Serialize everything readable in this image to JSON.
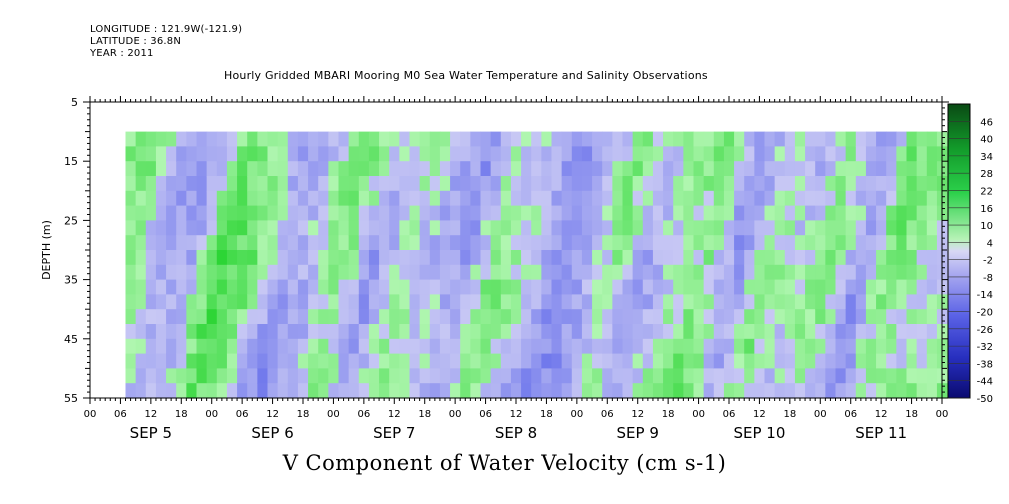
{
  "header": {
    "longitude": "LONGITUDE : 121.9W(-121.9)",
    "latitude": "LATITUDE : 36.8N",
    "year": "YEAR : 2011"
  },
  "chart_data": {
    "type": "heatmap",
    "title": "Hourly Gridded MBARI Mooring M0 Sea Water Temperature and Salinity Observations",
    "xlabel": "V Component of Water Velocity (cm s-1)",
    "ylabel": "DEPTH (m)",
    "y_ticks": [
      5,
      15,
      25,
      35,
      45,
      55
    ],
    "ylim": [
      55,
      5
    ],
    "hour_ticks": [
      "00",
      "06",
      "12",
      "18",
      "00",
      "06",
      "12",
      "18",
      "00",
      "06",
      "12",
      "18",
      "00",
      "06",
      "12",
      "18",
      "00",
      "06",
      "12",
      "18",
      "00",
      "06",
      "12",
      "18",
      "00",
      "06",
      "12",
      "18",
      "00"
    ],
    "days": [
      "SEP  5",
      "SEP  6",
      "SEP  7",
      "SEP  8",
      "SEP  9",
      "SEP 10",
      "SEP 11"
    ],
    "data_depth_range": [
      10,
      55
    ],
    "data_start_hour": 7,
    "colorbar": {
      "labels": [
        "46",
        "40",
        "34",
        "28",
        "22",
        "16",
        "10",
        "4",
        "-2",
        "-8",
        "-14",
        "-20",
        "-26",
        "-32",
        "-38",
        "-44",
        "-50"
      ],
      "range": [
        -50,
        52
      ]
    },
    "velocity_cm_s": [
      {
        "time": "SEP 5 06",
        "value": 4
      },
      {
        "time": "SEP 5 12",
        "value": 10
      },
      {
        "time": "SEP 5 18",
        "value": -8
      },
      {
        "time": "SEP 6 00",
        "value": -10
      },
      {
        "time": "SEP 6 06",
        "value": 16
      },
      {
        "time": "SEP 6 12",
        "value": 8
      },
      {
        "time": "SEP 6 18",
        "value": -14
      },
      {
        "time": "SEP 7 00",
        "value": -6
      },
      {
        "time": "SEP 7 06",
        "value": 10
      },
      {
        "time": "SEP 7 12",
        "value": -10
      },
      {
        "time": "SEP 7 18",
        "value": 4
      },
      {
        "time": "SEP 8 00",
        "value": -4
      },
      {
        "time": "SEP 8 06",
        "value": -12
      },
      {
        "time": "SEP 8 12",
        "value": 6
      },
      {
        "time": "SEP 8 18",
        "value": -2
      },
      {
        "time": "SEP 9 00",
        "value": -16
      },
      {
        "time": "SEP 9 06",
        "value": -10
      },
      {
        "time": "SEP 9 12",
        "value": 6
      },
      {
        "time": "SEP 9 18",
        "value": -8
      },
      {
        "time": "SEP 10 00",
        "value": 4
      },
      {
        "time": "SEP 10 06",
        "value": 10
      },
      {
        "time": "SEP 10 12",
        "value": -14
      },
      {
        "time": "SEP 10 18",
        "value": 6
      },
      {
        "time": "SEP 11 00",
        "value": -6
      },
      {
        "time": "SEP 11 06",
        "value": 8
      },
      {
        "time": "SEP 11 12",
        "value": -16
      },
      {
        "time": "SEP 11 18",
        "value": 10
      },
      {
        "time": "SEP 12 00",
        "value": 4
      }
    ],
    "grid": false
  }
}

====

▶ Work required
Set down every record once more, word for word, without pictures.

▶ Correct output
Serialize everything readable in this image to JSON.
{
  "header": {
    "longitude": "LONGITUDE : 121.9W(-121.9)",
    "latitude": "LATITUDE : 36.8N",
    "year": "YEAR : 2011"
  },
  "chart_data": {
    "type": "heatmap",
    "title": "Hourly Gridded MBARI Mooring M0 Sea Water Temperature and Salinity Observations",
    "xlabel": "V Component of Water Velocity (cm s-1)",
    "ylabel": "DEPTH (m)",
    "y_ticks": [
      5,
      15,
      25,
      35,
      45,
      55
    ],
    "ylim": [
      55,
      5
    ],
    "hour_ticks": [
      "00",
      "06",
      "12",
      "18",
      "00",
      "06",
      "12",
      "18",
      "00",
      "06",
      "12",
      "18",
      "00",
      "06",
      "12",
      "18",
      "00",
      "06",
      "12",
      "18",
      "00",
      "06",
      "12",
      "18",
      "00",
      "06",
      "12",
      "18",
      "00"
    ],
    "days": [
      "SEP  5",
      "SEP  6",
      "SEP  7",
      "SEP  8",
      "SEP  9",
      "SEP 10",
      "SEP 11"
    ],
    "data_depth_range": [
      10,
      55
    ],
    "data_start_hour": 7,
    "colorbar": {
      "labels": [
        "46",
        "40",
        "34",
        "28",
        "22",
        "16",
        "10",
        "4",
        "-2",
        "-8",
        "-14",
        "-20",
        "-26",
        "-32",
        "-38",
        "-44",
        "-50"
      ],
      "range": [
        -50,
        52
      ]
    },
    "velocity_cm_s": [
      {
        "time": "SEP 5 06",
        "value": 4
      },
      {
        "time": "SEP 5 12",
        "value": 10
      },
      {
        "time": "SEP 5 18",
        "value": -8
      },
      {
        "time": "SEP 6 00",
        "value": -10
      },
      {
        "time": "SEP 6 06",
        "value": 16
      },
      {
        "time": "SEP 6 12",
        "value": 8
      },
      {
        "time": "SEP 6 18",
        "value": -14
      },
      {
        "time": "SEP 7 00",
        "value": -6
      },
      {
        "time": "SEP 7 06",
        "value": 10
      },
      {
        "time": "SEP 7 12",
        "value": -10
      },
      {
        "time": "SEP 7 18",
        "value": 4
      },
      {
        "time": "SEP 8 00",
        "value": -4
      },
      {
        "time": "SEP 8 06",
        "value": -12
      },
      {
        "time": "SEP 8 12",
        "value": 6
      },
      {
        "time": "SEP 8 18",
        "value": -2
      },
      {
        "time": "SEP 9 00",
        "value": -16
      },
      {
        "time": "SEP 9 06",
        "value": -10
      },
      {
        "time": "SEP 9 12",
        "value": 6
      },
      {
        "time": "SEP 9 18",
        "value": -8
      },
      {
        "time": "SEP 10 00",
        "value": 4
      },
      {
        "time": "SEP 10 06",
        "value": 10
      },
      {
        "time": "SEP 10 12",
        "value": -14
      },
      {
        "time": "SEP 10 18",
        "value": 6
      },
      {
        "time": "SEP 11 00",
        "value": -6
      },
      {
        "time": "SEP 11 06",
        "value": 8
      },
      {
        "time": "SEP 11 12",
        "value": -16
      },
      {
        "time": "SEP 11 18",
        "value": 10
      },
      {
        "time": "SEP 12 00",
        "value": 4
      }
    ],
    "grid": false
  }
}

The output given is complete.